§ Working data:
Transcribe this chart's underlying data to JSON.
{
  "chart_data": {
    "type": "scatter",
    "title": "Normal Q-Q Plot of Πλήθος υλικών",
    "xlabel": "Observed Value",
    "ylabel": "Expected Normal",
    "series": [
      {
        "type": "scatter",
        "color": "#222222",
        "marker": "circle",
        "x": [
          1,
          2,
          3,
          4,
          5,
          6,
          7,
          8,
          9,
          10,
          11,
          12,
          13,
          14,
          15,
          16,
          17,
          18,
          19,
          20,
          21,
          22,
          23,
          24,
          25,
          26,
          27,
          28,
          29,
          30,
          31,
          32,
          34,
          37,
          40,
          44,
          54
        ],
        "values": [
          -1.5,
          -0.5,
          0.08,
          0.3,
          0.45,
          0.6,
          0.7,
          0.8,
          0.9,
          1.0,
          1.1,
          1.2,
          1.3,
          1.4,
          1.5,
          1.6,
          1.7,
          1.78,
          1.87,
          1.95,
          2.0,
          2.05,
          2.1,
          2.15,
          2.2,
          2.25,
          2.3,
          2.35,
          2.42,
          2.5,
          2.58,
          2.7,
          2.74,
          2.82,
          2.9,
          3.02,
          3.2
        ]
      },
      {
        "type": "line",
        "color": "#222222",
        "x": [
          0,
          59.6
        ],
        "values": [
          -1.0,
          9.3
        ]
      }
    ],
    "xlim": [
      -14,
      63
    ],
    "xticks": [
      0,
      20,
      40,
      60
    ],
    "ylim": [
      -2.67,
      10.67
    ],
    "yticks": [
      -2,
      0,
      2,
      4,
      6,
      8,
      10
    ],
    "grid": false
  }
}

§ What is required:
The entries above must be returned in full, exactly as shown.

§ Task answer:
Transcribe this chart's underlying data to JSON.
{
  "chart_data": {
    "type": "scatter",
    "title": "Normal Q-Q Plot of Πλήθος υλικών",
    "xlabel": "Observed Value",
    "ylabel": "Expected Normal",
    "series": [
      {
        "type": "scatter",
        "color": "#222222",
        "marker": "circle",
        "x": [
          1,
          2,
          3,
          4,
          5,
          6,
          7,
          8,
          9,
          10,
          11,
          12,
          13,
          14,
          15,
          16,
          17,
          18,
          19,
          20,
          21,
          22,
          23,
          24,
          25,
          26,
          27,
          28,
          29,
          30,
          31,
          32,
          34,
          37,
          40,
          44,
          54
        ],
        "values": [
          -1.5,
          -0.5,
          0.08,
          0.3,
          0.45,
          0.6,
          0.7,
          0.8,
          0.9,
          1.0,
          1.1,
          1.2,
          1.3,
          1.4,
          1.5,
          1.6,
          1.7,
          1.78,
          1.87,
          1.95,
          2.0,
          2.05,
          2.1,
          2.15,
          2.2,
          2.25,
          2.3,
          2.35,
          2.42,
          2.5,
          2.58,
          2.7,
          2.74,
          2.82,
          2.9,
          3.02,
          3.2
        ]
      },
      {
        "type": "line",
        "color": "#222222",
        "x": [
          0,
          59.6
        ],
        "values": [
          -1.0,
          9.3
        ]
      }
    ],
    "xlim": [
      -14,
      63
    ],
    "xticks": [
      0,
      20,
      40,
      60
    ],
    "ylim": [
      -2.67,
      10.67
    ],
    "yticks": [
      -2,
      0,
      2,
      4,
      6,
      8,
      10
    ],
    "grid": false
  }
}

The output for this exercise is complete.